• [Task instructions]:
Leave out the images and repeat the listing below without a single change.

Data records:
··········
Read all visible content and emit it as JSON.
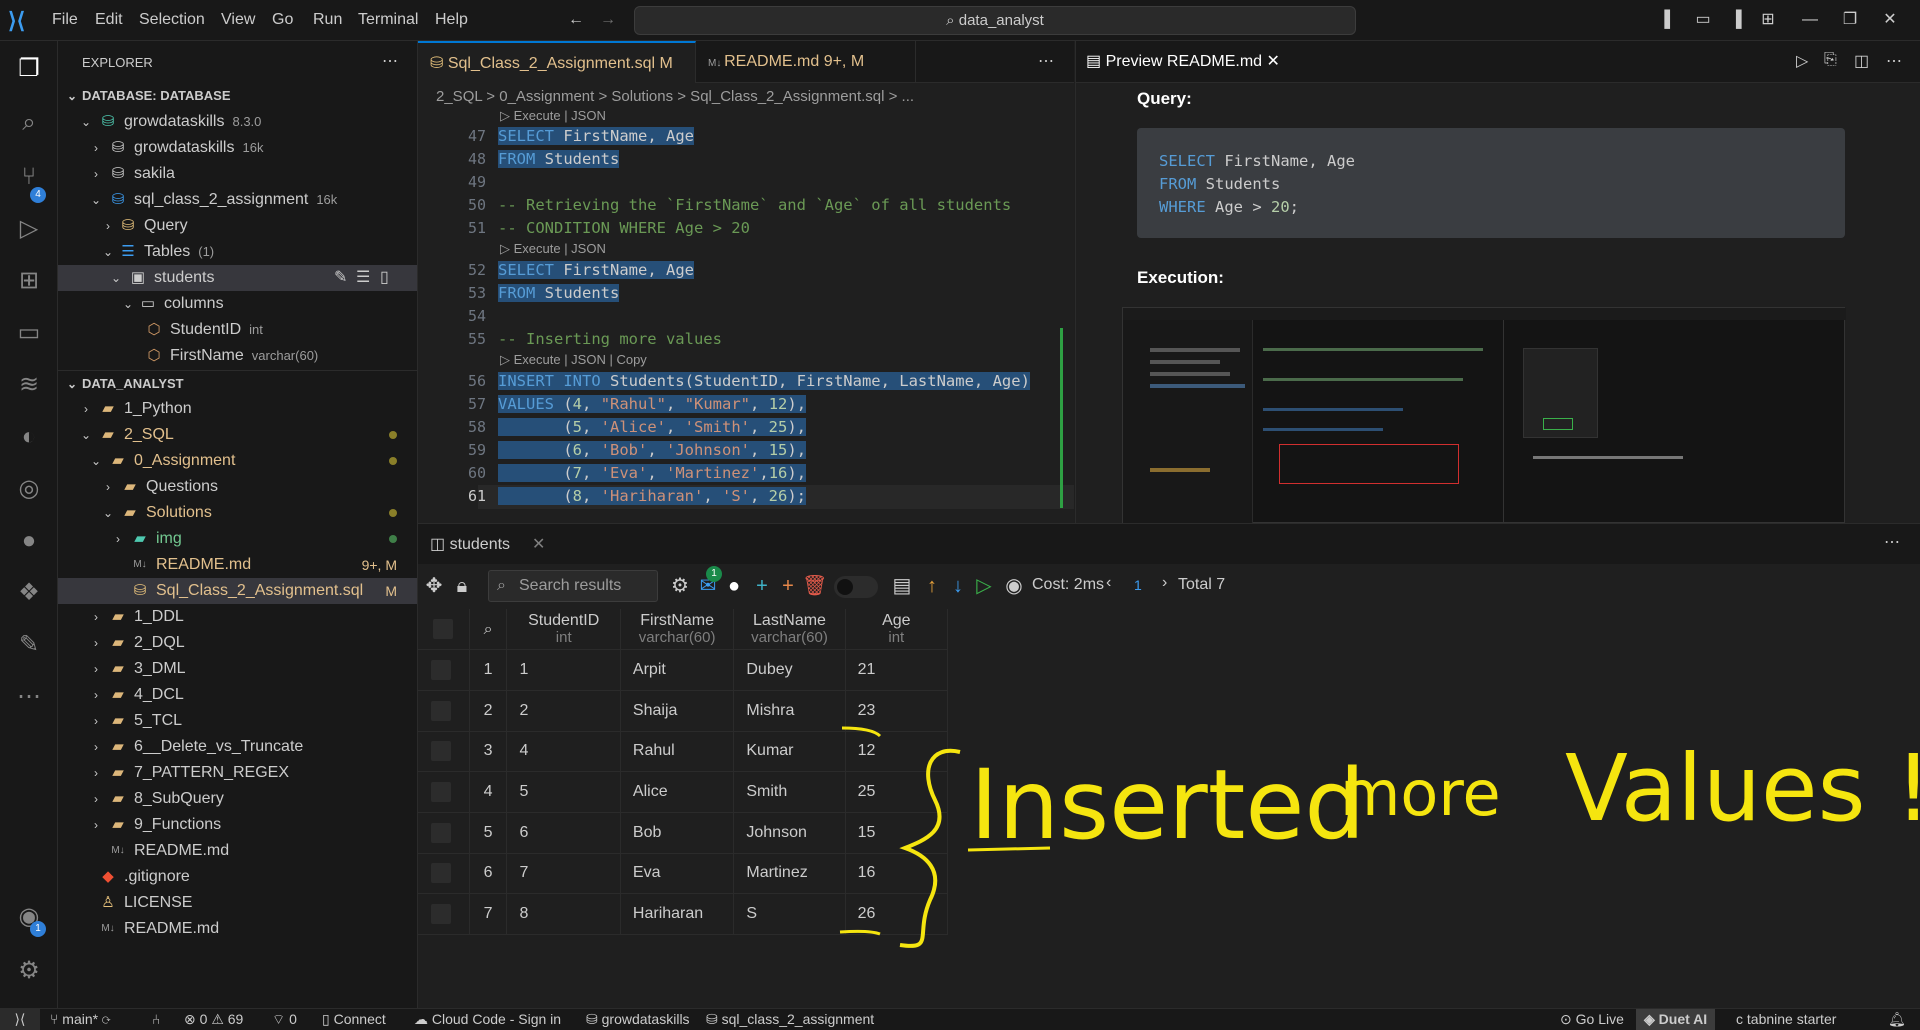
{
  "menu": [
    "File",
    "Edit",
    "Selection",
    "View",
    "Go",
    "Run",
    "Terminal",
    "Help"
  ],
  "command_center": "data_analyst",
  "explorer": {
    "title": "EXPLORER",
    "database_section": "DATABASE: DATABASE",
    "db_rows": [
      {
        "label": "growdataskills",
        "meta": "8.3.0"
      },
      {
        "label": "growdataskills",
        "meta": "16k"
      },
      {
        "label": "sakila",
        "meta": ""
      },
      {
        "label": "sql_class_2_assignment",
        "meta": "16k"
      },
      {
        "label": "Query",
        "meta": ""
      },
      {
        "label": "Tables",
        "meta": "(1)"
      },
      {
        "label": "students",
        "meta": ""
      },
      {
        "label": "columns",
        "meta": ""
      },
      {
        "label": "StudentID",
        "meta": "int"
      },
      {
        "label": "FirstName",
        "meta": "varchar(60)"
      }
    ],
    "project_section": "DATA_ANALYST",
    "files": [
      {
        "label": "1_Python",
        "meta": ""
      },
      {
        "label": "2_SQL",
        "meta": ""
      },
      {
        "label": "0_Assignment",
        "meta": ""
      },
      {
        "label": "Questions",
        "meta": ""
      },
      {
        "label": "Solutions",
        "meta": ""
      },
      {
        "label": "img",
        "meta": ""
      },
      {
        "label": "README.md",
        "meta": "9+, M"
      },
      {
        "label": "Sql_Class_2_Assignment.sql",
        "meta": "M"
      },
      {
        "label": "1_DDL",
        "meta": ""
      },
      {
        "label": "2_DQL",
        "meta": ""
      },
      {
        "label": "3_DML",
        "meta": ""
      },
      {
        "label": "4_DCL",
        "meta": ""
      },
      {
        "label": "5_TCL",
        "meta": ""
      },
      {
        "label": "6__Delete_vs_Truncate",
        "meta": ""
      },
      {
        "label": "7_PATTERN_REGEX",
        "meta": ""
      },
      {
        "label": "8_SubQuery",
        "meta": ""
      },
      {
        "label": "9_Functions",
        "meta": ""
      },
      {
        "label": "README.md",
        "meta": ""
      },
      {
        "label": ".gitignore",
        "meta": ""
      },
      {
        "label": "LICENSE",
        "meta": ""
      },
      {
        "label": "README.md",
        "meta": ""
      }
    ]
  },
  "editor": {
    "tabs": [
      {
        "label": "Sql_Class_2_Assignment.sql",
        "badge": "M"
      },
      {
        "label": "README.md",
        "badge": "9+, M"
      }
    ],
    "breadcrumb": "2_SQL  >  0_Assignment  >  Solutions  >  Sql_Class_2_Assignment.sql  >  ...",
    "lens_execute": "Execute | JSON",
    "lens_execute_copy": "Execute | JSON | Copy",
    "line_numbers": [
      "47",
      "48",
      "49",
      "50",
      "51",
      "52",
      "53",
      "54",
      "55",
      "56",
      "57",
      "58",
      "59",
      "60",
      "61"
    ]
  },
  "preview": {
    "tab_label": "Preview README.md",
    "query_heading": "Query:",
    "query_lines": [
      "SELECT FirstName, Age",
      "FROM Students",
      "WHERE Age > 20;"
    ],
    "execution_heading": "Execution:"
  },
  "results": {
    "tab_label": "students",
    "search_placeholder": "Search results",
    "notif_count": "1",
    "cost": "Cost: 2ms",
    "page": "1",
    "total": "Total 7",
    "columns": [
      {
        "name": "StudentID",
        "type": "int"
      },
      {
        "name": "FirstName",
        "type": "varchar(60)"
      },
      {
        "name": "LastName",
        "type": "varchar(60)"
      },
      {
        "name": "Age",
        "type": "int"
      }
    ],
    "rows": [
      [
        "1",
        "1",
        "Arpit",
        "Dubey",
        "21"
      ],
      [
        "2",
        "2",
        "Shaija",
        "Mishra",
        "23"
      ],
      [
        "3",
        "4",
        "Rahul",
        "Kumar",
        "12"
      ],
      [
        "4",
        "5",
        "Alice",
        "Smith",
        "25"
      ],
      [
        "5",
        "6",
        "Bob",
        "Johnson",
        "15"
      ],
      [
        "6",
        "7",
        "Eva",
        "Martinez",
        "16"
      ],
      [
        "7",
        "8",
        "Hariharan",
        "S",
        "26"
      ]
    ]
  },
  "annotation": {
    "text_inserted": "Inserted",
    "text_more": "more",
    "text_values": "Values !!",
    "color": "#f5e50f"
  },
  "status": {
    "branch": "main*",
    "errors": "0",
    "warnings": "69",
    "ports": "0",
    "connect": "Connect",
    "cloud": "Cloud Code - Sign in",
    "db1": "growdataskills",
    "db2": "sql_class_2_assignment",
    "golive": "Go Live",
    "duet": "Duet AI",
    "tabnine": "tabnine starter"
  },
  "accounts_badge": "1",
  "scm_badge": "4"
}
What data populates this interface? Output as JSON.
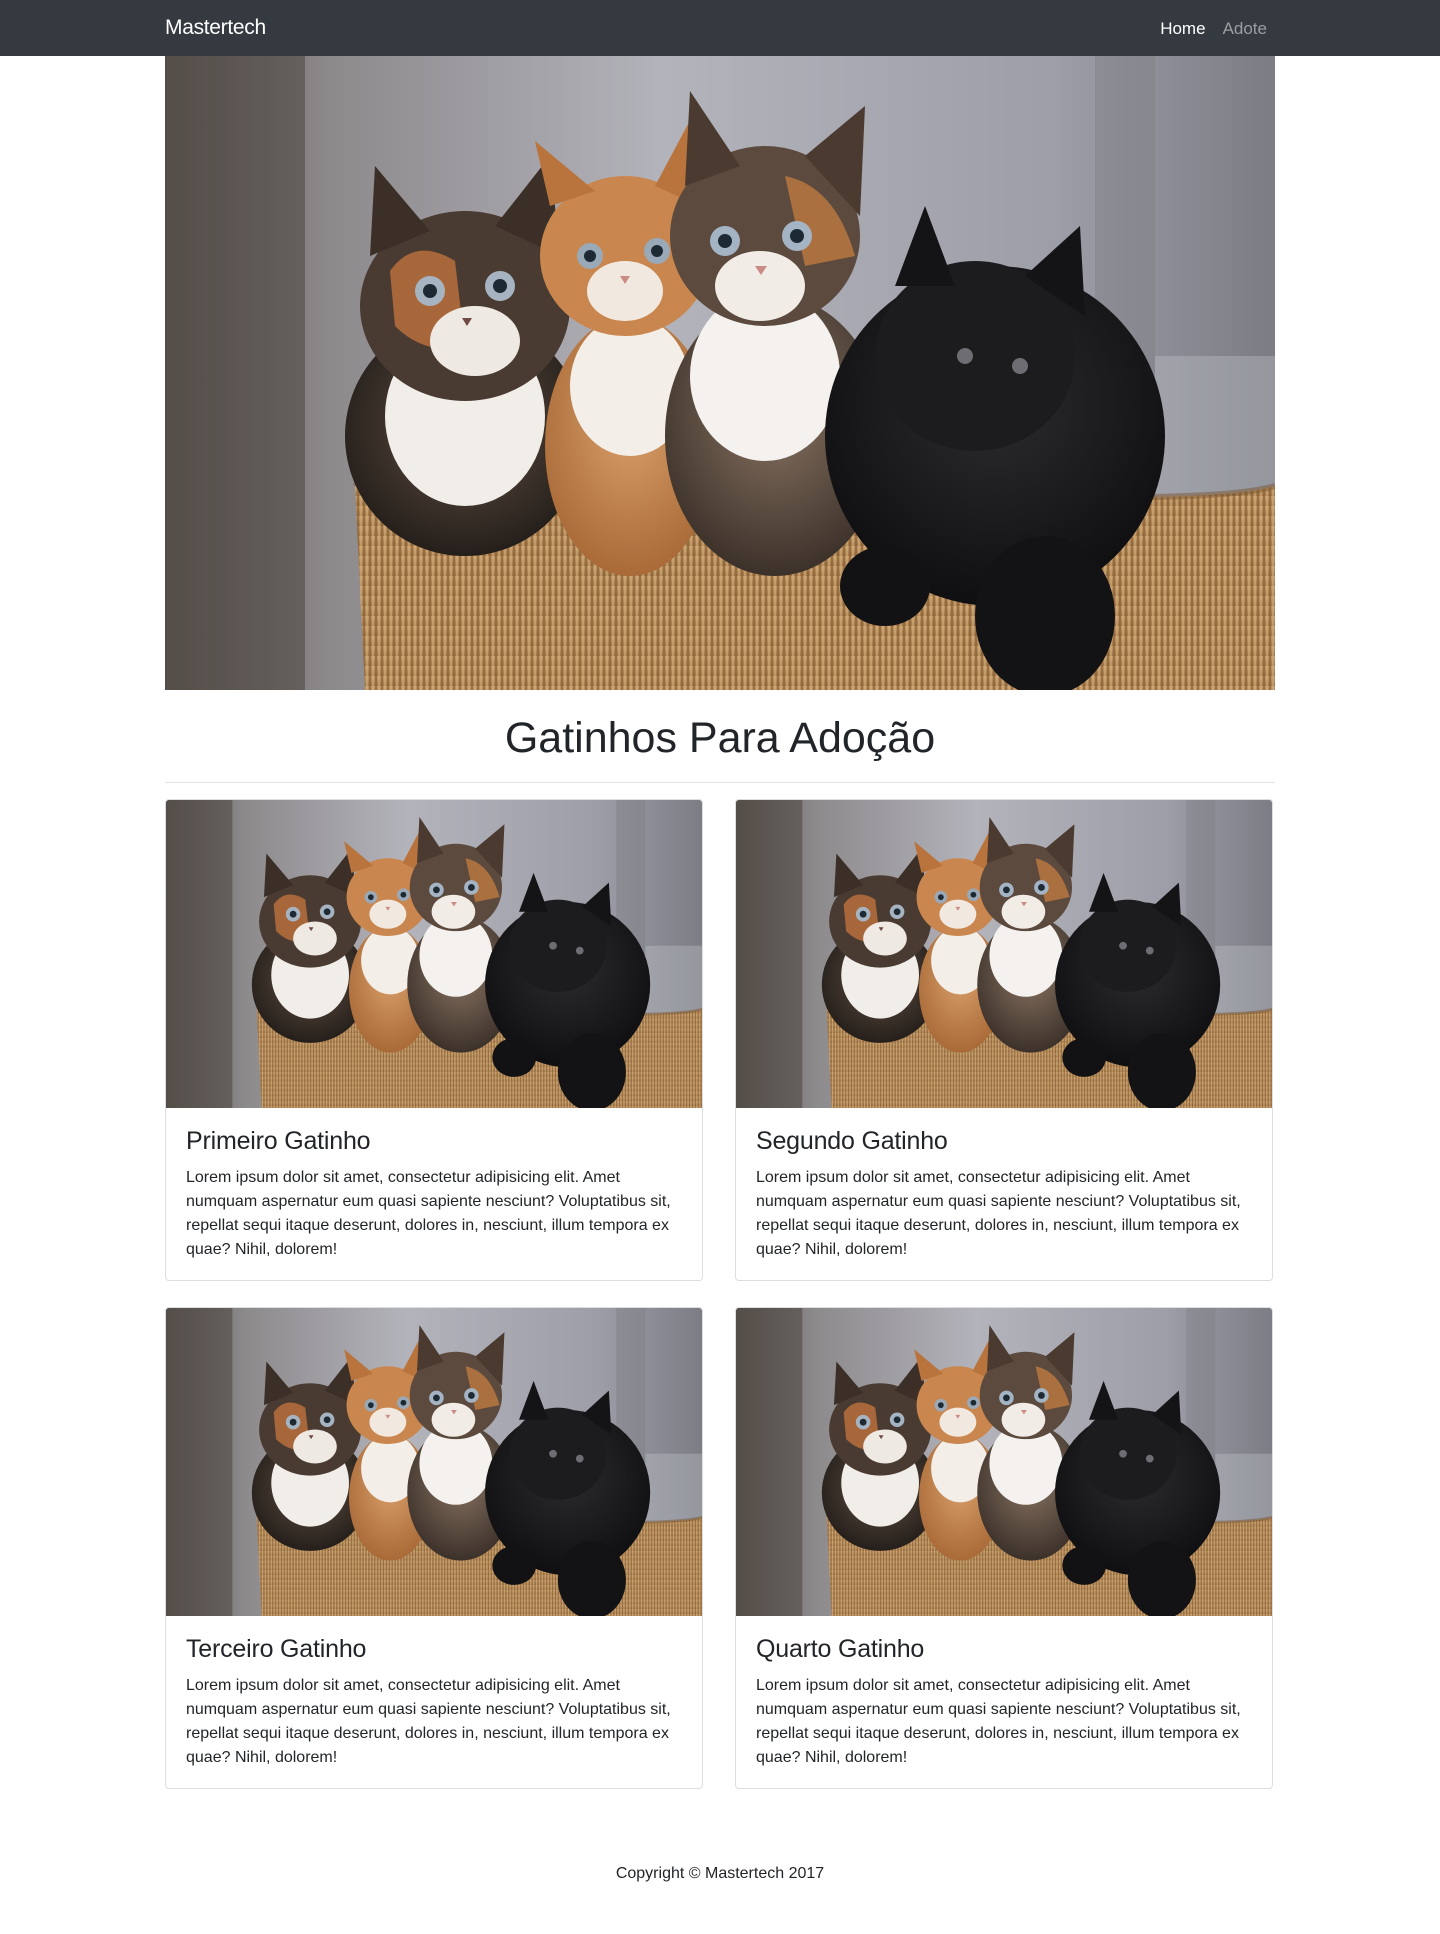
··········
• [Result of the exercise]:
Read all visible content and emit it as JSON.
{
  "menu": [
    "File",
    "Edit",
    "Selection",
    "View",
    "Go",
    "Run",
    "Terminal",
    "Help"
  ],
  "command_center": "data_analyst",
  "explorer": {
    "title": "EXPLORER",
    "database_section": "DATABASE: DATABASE",
    "db_rows": [
      {
        "label": "growdataskills",
        "meta": "8.3.0"
      },
      {
        "label": "growdataskills",
        "meta": "16k"
      },
      {
        "label": "sakila",
        "meta": ""
      },
      {
        "label": "sql_class_2_assignment",
        "meta": "16k"
      },
      {
        "label": "Query",
        "meta": ""
      },
      {
        "label": "Tables",
        "meta": "(1)"
      },
      {
        "label": "students",
        "meta": ""
      },
      {
        "label": "columns",
        "meta": ""
      },
      {
        "label": "StudentID",
        "meta": "int"
      },
      {
        "label": "FirstName",
        "meta": "varchar(60)"
      }
    ],
    "project_section": "DATA_ANALYST",
    "files": [
      {
        "label": "1_Python",
        "meta": ""
      },
      {
        "label": "2_SQL",
        "meta": ""
      },
      {
        "label": "0_Assignment",
        "meta": ""
      },
      {
        "label": "Questions",
        "meta": ""
      },
      {
        "label": "Solutions",
        "meta": ""
      },
      {
        "label": "img",
        "meta": ""
      },
      {
        "label": "README.md",
        "meta": "9+, M"
      },
      {
        "label": "Sql_Class_2_Assignment.sql",
        "meta": "M"
      },
      {
        "label": "1_DDL",
        "meta": ""
      },
      {
        "label": "2_DQL",
        "meta": ""
      },
      {
        "label": "3_DML",
        "meta": ""
      },
      {
        "label": "4_DCL",
        "meta": ""
      },
      {
        "label": "5_TCL",
        "meta": ""
      },
      {
        "label": "6__Delete_vs_Truncate",
        "meta": ""
      },
      {
        "label": "7_PATTERN_REGEX",
        "meta": ""
      },
      {
        "label": "8_SubQuery",
        "meta": ""
      },
      {
        "label": "9_Functions",
        "meta": ""
      },
      {
        "label": "README.md",
        "meta": ""
      },
      {
        "label": ".gitignore",
        "meta": ""
      },
      {
        "label": "LICENSE",
        "meta": ""
      },
      {
        "label": "README.md",
        "meta": ""
      }
    ]
  },
  "editor": {
    "tabs": [
      {
        "label": "Sql_Class_2_Assignment.sql",
        "badge": "M"
      },
      {
        "label": "README.md",
        "badge": "9+, M"
      }
    ],
    "breadcrumb": "2_SQL  >  0_Assignment  >  Solutions  >  Sql_Class_2_Assignment.sql  >  ...",
    "lens_execute": "Execute | JSON",
    "lens_execute_copy": "Execute | JSON | Copy",
    "line_numbers": [
      "47",
      "48",
      "49",
      "50",
      "51",
      "52",
      "53",
      "54",
      "55",
      "56",
      "57",
      "58",
      "59",
      "60",
      "61"
    ]
  },
  "preview": {
    "tab_label": "Preview README.md",
    "query_heading": "Query:",
    "query_lines": [
      "SELECT FirstName, Age",
      "FROM Students",
      "WHERE Age > 20;"
    ],
    "execution_heading": "Execution:"
  },
  "results": {
    "tab_label": "students",
    "search_placeholder": "Search results",
    "notif_count": "1",
    "cost": "Cost: 2ms",
    "page": "1",
    "total": "Total 7",
    "columns": [
      {
        "name": "StudentID",
        "type": "int"
      },
      {
        "name": "FirstName",
        "type": "varchar(60)"
      },
      {
        "name": "LastName",
        "type": "varchar(60)"
      },
      {
        "name": "Age",
        "type": "int"
      }
    ],
    "rows": [
      [
        "1",
        "1",
        "Arpit",
        "Dubey",
        "21"
      ],
      [
        "2",
        "2",
        "Shaija",
        "Mishra",
        "23"
      ],
      [
        "3",
        "4",
        "Rahul",
        "Kumar",
        "12"
      ],
      [
        "4",
        "5",
        "Alice",
        "Smith",
        "25"
      ],
      [
        "5",
        "6",
        "Bob",
        "Johnson",
        "15"
      ],
      [
        "6",
        "7",
        "Eva",
        "Martinez",
        "16"
      ],
      [
        "7",
        "8",
        "Hariharan",
        "S",
        "26"
      ]
    ]
  },
  "annotation": {
    "text_inserted": "Inserted",
    "text_more": "more",
    "text_values": "Values !!",
    "color": "#f5e50f"
  },
  "status": {
    "branch": "main*",
    "errors": "0",
    "warnings": "69",
    "ports": "0",
    "connect": "Connect",
    "cloud": "Cloud Code - Sign in",
    "db1": "growdataskills",
    "db2": "sql_class_2_assignment",
    "golive": "Go Live",
    "duet": "Duet AI",
    "tabnine": "tabnine starter"
  },
  "accounts_badge": "1",
  "scm_badge": "4"
}
What data populates this interface? Output as JSON.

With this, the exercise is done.